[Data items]
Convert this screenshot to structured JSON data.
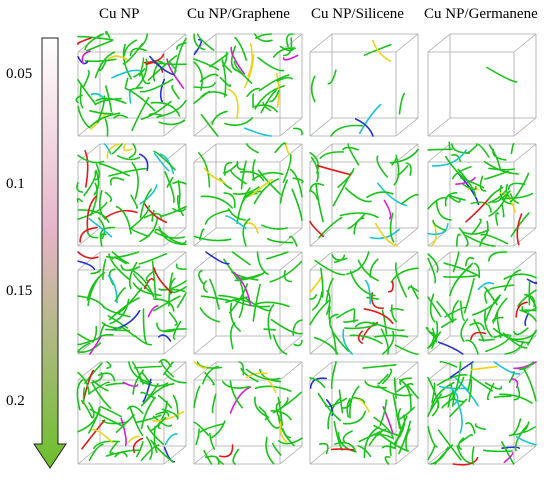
{
  "columns": [
    "Cu NP",
    "Cu NP/Graphene",
    "Cu NP/Silicene",
    "Cu NP/Germanene"
  ],
  "rows": [
    "0.05",
    "0.1",
    "0.15",
    "0.2"
  ],
  "colors": {
    "box_edge": "#a8a8a8",
    "arrow_top": "#ffffff",
    "arrow_mid": "#e6b4c8",
    "arrow_bottom": "#6bbf2a",
    "dislocation_main": "#19c419",
    "dislocation_red": "#e01a1a",
    "dislocation_blue": "#2333d6",
    "dislocation_magenta": "#d61ed6",
    "dislocation_yellow": "#f0d21a",
    "dislocation_cyan": "#19c4d6"
  },
  "density": [
    [
      60,
      45,
      8,
      1
    ],
    [
      55,
      38,
      30,
      55
    ],
    [
      58,
      32,
      45,
      60
    ],
    [
      65,
      40,
      50,
      55
    ]
  ]
}
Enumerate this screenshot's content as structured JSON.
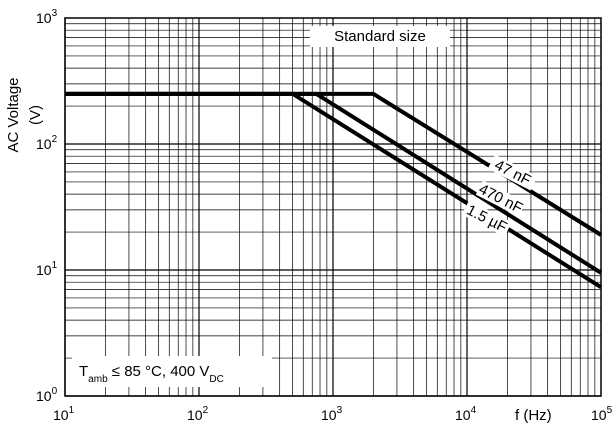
{
  "chart_data": {
    "type": "line",
    "title": "Standard size",
    "xlabel": "f (Hz)",
    "ylabel": "AC Voltage (V)",
    "ylabel_line1": "AC Voltage",
    "ylabel_line2": "(V)",
    "xscale": "log",
    "yscale": "log",
    "xlim": [
      10,
      100000
    ],
    "ylim": [
      1,
      1000
    ],
    "grid": true,
    "x_ticks": [
      {
        "value": 10,
        "base": "10",
        "exp": "1"
      },
      {
        "value": 100,
        "base": "10",
        "exp": "2"
      },
      {
        "value": 1000,
        "base": "10",
        "exp": "3"
      },
      {
        "value": 10000,
        "base": "10",
        "exp": "4"
      },
      {
        "value": 100000,
        "base": "10",
        "exp": "5"
      }
    ],
    "y_ticks": [
      {
        "value": 1,
        "base": "10",
        "exp": "0"
      },
      {
        "value": 10,
        "base": "10",
        "exp": "1"
      },
      {
        "value": 100,
        "base": "10",
        "exp": "2"
      },
      {
        "value": 1000,
        "base": "10",
        "exp": "3"
      }
    ],
    "series": [
      {
        "name": "47 nF",
        "x": [
          10,
          2000,
          100000
        ],
        "y": [
          250,
          250,
          19
        ]
      },
      {
        "name": "470 nF",
        "x": [
          10,
          750,
          100000
        ],
        "y": [
          250,
          250,
          9.5
        ]
      },
      {
        "name": "1.5 µF",
        "x": [
          10,
          500,
          100000
        ],
        "y": [
          250,
          250,
          7.3
        ]
      }
    ],
    "annotation": {
      "t": "T",
      "t_sub": "amb",
      "mid": " ≤ 85 °C, 400 V",
      "v_sub": "DC"
    }
  }
}
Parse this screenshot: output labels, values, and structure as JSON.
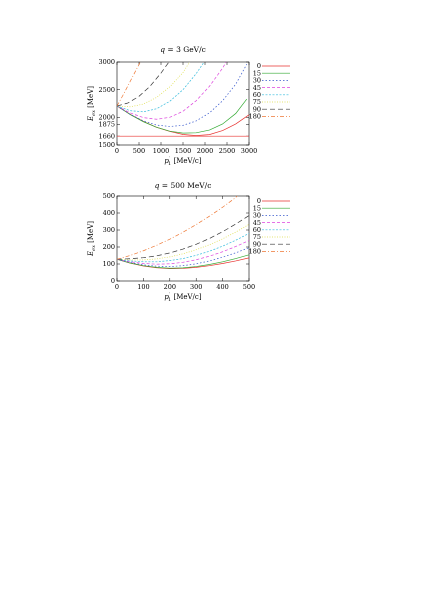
{
  "chart_data": [
    {
      "type": "line",
      "title": "q = 3 GeV/c",
      "xlabel": "p'_1 [MeV/c]",
      "ylabel": "E_{ex} [MeV]",
      "xlim": [
        0,
        3000
      ],
      "ylim": [
        1500,
        3000
      ],
      "x_ticks": [
        0,
        500,
        1000,
        1500,
        2000,
        2500,
        3000
      ],
      "y_ticks": [
        1500,
        1660,
        1875,
        2000,
        2500,
        3000
      ],
      "grid": false,
      "legend_position": "right",
      "reference_line": {
        "y": 1660
      },
      "series": [
        {
          "name": "0",
          "color": "#e8312f",
          "dash": "",
          "points": [
            [
              0,
              2205
            ],
            [
              300,
              2055
            ],
            [
              600,
              1925
            ],
            [
              900,
              1820
            ],
            [
              1200,
              1745
            ],
            [
              1500,
              1690
            ],
            [
              1800,
              1670
            ],
            [
              2100,
              1688
            ],
            [
              2400,
              1760
            ],
            [
              2700,
              1880
            ],
            [
              3000,
              2045
            ]
          ]
        },
        {
          "name": "15",
          "color": "#33aa33",
          "dash": "",
          "points": [
            [
              0,
              2205
            ],
            [
              300,
              2050
            ],
            [
              600,
              1920
            ],
            [
              900,
              1820
            ],
            [
              1200,
              1750
            ],
            [
              1500,
              1715
            ],
            [
              1800,
              1720
            ],
            [
              2100,
              1770
            ],
            [
              2400,
              1880
            ],
            [
              2700,
              2070
            ],
            [
              2950,
              2330
            ]
          ]
        },
        {
          "name": "30",
          "color": "#3355cc",
          "dash": "1.5,2",
          "points": [
            [
              0,
              2205
            ],
            [
              300,
              2055
            ],
            [
              600,
              1935
            ],
            [
              900,
              1860
            ],
            [
              1200,
              1835
            ],
            [
              1500,
              1855
            ],
            [
              1800,
              1935
            ],
            [
              2100,
              2080
            ],
            [
              2400,
              2300
            ],
            [
              2700,
              2600
            ],
            [
              2950,
              2960
            ]
          ]
        },
        {
          "name": "45",
          "color": "#dd44dd",
          "dash": "3,2",
          "points": [
            [
              0,
              2205
            ],
            [
              300,
              2080
            ],
            [
              600,
              1995
            ],
            [
              900,
              1965
            ],
            [
              1200,
              2000
            ],
            [
              1500,
              2110
            ],
            [
              1800,
              2300
            ],
            [
              2100,
              2560
            ],
            [
              2400,
              2890
            ],
            [
              2480,
              3000
            ]
          ]
        },
        {
          "name": "60",
          "color": "#33bbdd",
          "dash": "2,1.5",
          "points": [
            [
              0,
              2205
            ],
            [
              300,
              2120
            ],
            [
              600,
              2100
            ],
            [
              900,
              2155
            ],
            [
              1200,
              2290
            ],
            [
              1500,
              2500
            ],
            [
              1800,
              2790
            ],
            [
              1980,
              3000
            ]
          ]
        },
        {
          "name": "75",
          "color": "#dddd44",
          "dash": "1,1.5",
          "points": [
            [
              0,
              2205
            ],
            [
              300,
              2190
            ],
            [
              600,
              2240
            ],
            [
              900,
              2360
            ],
            [
              1200,
              2550
            ],
            [
              1500,
              2810
            ],
            [
              1650,
              3000
            ]
          ]
        },
        {
          "name": "90",
          "color": "#333333",
          "dash": "5,3",
          "points": [
            [
              0,
              2205
            ],
            [
              250,
              2260
            ],
            [
              500,
              2380
            ],
            [
              750,
              2560
            ],
            [
              1000,
              2800
            ],
            [
              1180,
              3000
            ]
          ]
        },
        {
          "name": "180",
          "color": "#ee7733",
          "dash": "4,2,1,2",
          "points": [
            [
              0,
              2205
            ],
            [
              150,
              2420
            ],
            [
              300,
              2650
            ],
            [
              450,
              2880
            ],
            [
              530,
              3000
            ]
          ]
        }
      ]
    },
    {
      "type": "line",
      "title": "q = 500 MeV/c",
      "xlabel": "p'_1 [MeV/c]",
      "ylabel": "E_{ex} [MeV]",
      "xlim": [
        0,
        500
      ],
      "ylim": [
        0,
        500
      ],
      "x_ticks": [
        0,
        100,
        200,
        300,
        400,
        500
      ],
      "y_ticks": [
        0,
        100,
        200,
        300,
        400,
        500
      ],
      "grid": false,
      "legend_position": "right",
      "series": [
        {
          "name": "0",
          "color": "#e8312f",
          "dash": "",
          "points": [
            [
              0,
              128
            ],
            [
              50,
              105
            ],
            [
              100,
              88
            ],
            [
              150,
              78
            ],
            [
              200,
              73
            ],
            [
              250,
              74
            ],
            [
              300,
              80
            ],
            [
              350,
              90
            ],
            [
              400,
              103
            ],
            [
              450,
              118
            ],
            [
              500,
              136
            ]
          ]
        },
        {
          "name": "15",
          "color": "#33aa33",
          "dash": "",
          "points": [
            [
              0,
              128
            ],
            [
              50,
              106
            ],
            [
              100,
              90
            ],
            [
              150,
              80
            ],
            [
              200,
              75
            ],
            [
              250,
              77
            ],
            [
              300,
              85
            ],
            [
              350,
              97
            ],
            [
              400,
              113
            ],
            [
              450,
              132
            ],
            [
              500,
              154
            ]
          ]
        },
        {
          "name": "30",
          "color": "#3355cc",
          "dash": "1.5,2",
          "points": [
            [
              0,
              128
            ],
            [
              50,
              109
            ],
            [
              100,
              95
            ],
            [
              150,
              87
            ],
            [
              200,
              85
            ],
            [
              250,
              90
            ],
            [
              300,
              101
            ],
            [
              350,
              118
            ],
            [
              400,
              140
            ],
            [
              450,
              166
            ],
            [
              500,
              196
            ]
          ]
        },
        {
          "name": "45",
          "color": "#dd44dd",
          "dash": "3,2",
          "points": [
            [
              0,
              128
            ],
            [
              50,
              113
            ],
            [
              100,
              103
            ],
            [
              150,
              99
            ],
            [
              200,
              101
            ],
            [
              250,
              110
            ],
            [
              300,
              125
            ],
            [
              350,
              146
            ],
            [
              400,
              172
            ],
            [
              450,
              203
            ],
            [
              500,
              238
            ]
          ]
        },
        {
          "name": "60",
          "color": "#33bbdd",
          "dash": "2,1.5",
          "points": [
            [
              0,
              128
            ],
            [
              50,
              118
            ],
            [
              100,
              113
            ],
            [
              150,
              113
            ],
            [
              200,
              120
            ],
            [
              250,
              132
            ],
            [
              300,
              151
            ],
            [
              350,
              175
            ],
            [
              400,
              205
            ],
            [
              450,
              240
            ],
            [
              500,
              280
            ]
          ]
        },
        {
          "name": "75",
          "color": "#dddd44",
          "dash": "1,1.5",
          "points": [
            [
              0,
              128
            ],
            [
              50,
              124
            ],
            [
              100,
              124
            ],
            [
              150,
              130
            ],
            [
              200,
              142
            ],
            [
              250,
              160
            ],
            [
              300,
              184
            ],
            [
              350,
              213
            ],
            [
              400,
              248
            ],
            [
              450,
              288
            ],
            [
              500,
              333
            ]
          ]
        },
        {
          "name": "90",
          "color": "#333333",
          "dash": "5,3",
          "points": [
            [
              0,
              128
            ],
            [
              50,
              131
            ],
            [
              100,
              137
            ],
            [
              150,
              148
            ],
            [
              200,
              165
            ],
            [
              250,
              188
            ],
            [
              300,
              216
            ],
            [
              350,
              250
            ],
            [
              400,
              290
            ],
            [
              450,
              335
            ],
            [
              500,
              385
            ]
          ]
        },
        {
          "name": "180",
          "color": "#ee7733",
          "dash": "4,2,1,2",
          "points": [
            [
              0,
              128
            ],
            [
              50,
              150
            ],
            [
              100,
              178
            ],
            [
              150,
              210
            ],
            [
              200,
              246
            ],
            [
              250,
              287
            ],
            [
              300,
              332
            ],
            [
              350,
              381
            ],
            [
              400,
              434
            ],
            [
              450,
              491
            ],
            [
              455,
              500
            ]
          ]
        }
      ]
    }
  ]
}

Problem statement: Pick out, from the lines above, every one that contains the string "Voltage".

Complete answer:
    "ylabel": "AC Voltage (V)",
    "ylabel_line1": "AC Voltage",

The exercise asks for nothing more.